──────── Records for the exercise

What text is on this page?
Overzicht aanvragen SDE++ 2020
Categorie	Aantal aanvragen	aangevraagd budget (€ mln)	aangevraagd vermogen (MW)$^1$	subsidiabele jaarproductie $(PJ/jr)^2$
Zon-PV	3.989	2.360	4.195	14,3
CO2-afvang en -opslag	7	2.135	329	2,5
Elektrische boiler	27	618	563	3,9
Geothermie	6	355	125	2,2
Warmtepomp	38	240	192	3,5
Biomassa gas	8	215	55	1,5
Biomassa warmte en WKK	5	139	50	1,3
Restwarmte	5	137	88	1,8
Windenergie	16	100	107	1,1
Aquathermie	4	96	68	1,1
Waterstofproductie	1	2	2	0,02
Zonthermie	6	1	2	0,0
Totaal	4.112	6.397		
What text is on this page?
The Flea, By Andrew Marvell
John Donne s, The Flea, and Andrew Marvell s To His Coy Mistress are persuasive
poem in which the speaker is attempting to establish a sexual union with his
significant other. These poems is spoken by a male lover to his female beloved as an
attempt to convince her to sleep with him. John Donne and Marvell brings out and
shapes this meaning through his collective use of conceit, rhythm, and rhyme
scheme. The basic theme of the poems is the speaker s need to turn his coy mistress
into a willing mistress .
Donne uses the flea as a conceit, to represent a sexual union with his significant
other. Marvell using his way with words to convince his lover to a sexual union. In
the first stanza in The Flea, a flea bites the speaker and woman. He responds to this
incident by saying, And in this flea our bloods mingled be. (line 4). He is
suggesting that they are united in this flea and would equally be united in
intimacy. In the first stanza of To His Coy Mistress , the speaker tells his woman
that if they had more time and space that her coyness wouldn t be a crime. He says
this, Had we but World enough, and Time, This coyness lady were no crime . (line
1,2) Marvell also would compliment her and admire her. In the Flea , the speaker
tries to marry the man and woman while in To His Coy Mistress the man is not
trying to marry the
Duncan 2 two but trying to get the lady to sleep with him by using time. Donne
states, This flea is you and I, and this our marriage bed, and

────────────────

• Set problem: All entries must be repeated verbatim.

• Completed exercise:
What text is on this page?
Overzicht aanvragen SDE++ 2020
Categorie	Aantal aanvragen	aangevraagd budget (€ mln)	aangevraagd vermogen (MW)$^1$	subsidiabele jaarproductie $(PJ/jr)^2$
Zon-PV	3.989	2.360	4.195	14,3
CO2-afvang en -opslag	7	2.135	329	2,5
Elektrische boiler	27	618	563	3,9
Geothermie	6	355	125	2,2
Warmtepomp	38	240	192	3,5
Biomassa gas	8	215	55	1,5
Biomassa warmte en WKK	5	139	50	1,3
Restwarmte	5	137	88	1,8
Windenergie	16	100	107	1,1
Aquathermie	4	96	68	1,1
Waterstofproductie	1	2	2	0,02
Zonthermie	6	1	2	0,0
Totaal	4.112	6.397		
What text is on this page?
The Flea, By Andrew Marvell
John Donne s, The Flea, and Andrew Marvell s To His Coy Mistress are persuasive
poem in which the speaker is attempting to establish a sexual union with his
significant other. These poems is spoken by a male lover to his female beloved as an
attempt to convince her to sleep with him. John Donne and Marvell brings out and
shapes this meaning through his collective use of conceit, rhythm, and rhyme
scheme. The basic theme of the poems is the speaker s need to turn his coy mistress
into a willing mistress .
Donne uses the flea as a conceit, to represent a sexual union with his significant
other. Marvell using his way with words to convince his lover to a sexual union. In
the first stanza in The Flea, a flea bites the speaker and woman. He responds to this
incident by saying, And in this flea our bloods mingled be. (line 4). He is
suggesting that they are united in this flea and would equally be united in
intimacy. In the first stanza of To His Coy Mistress , the speaker tells his woman
that if they had more time and space that her coyness wouldn t be a crime. He says
this, Had we but World enough, and Time, This coyness lady were no crime . (line
1,2) Marvell also would compliment her and admire her. In the Flea , the speaker
tries to marry the man and woman while in To His Coy Mistress the man is not
trying to marry the
Duncan 2 two but trying to get the lady to sleep with him by using time. Donne
states, This flea is you and I, and this our marriage bed, and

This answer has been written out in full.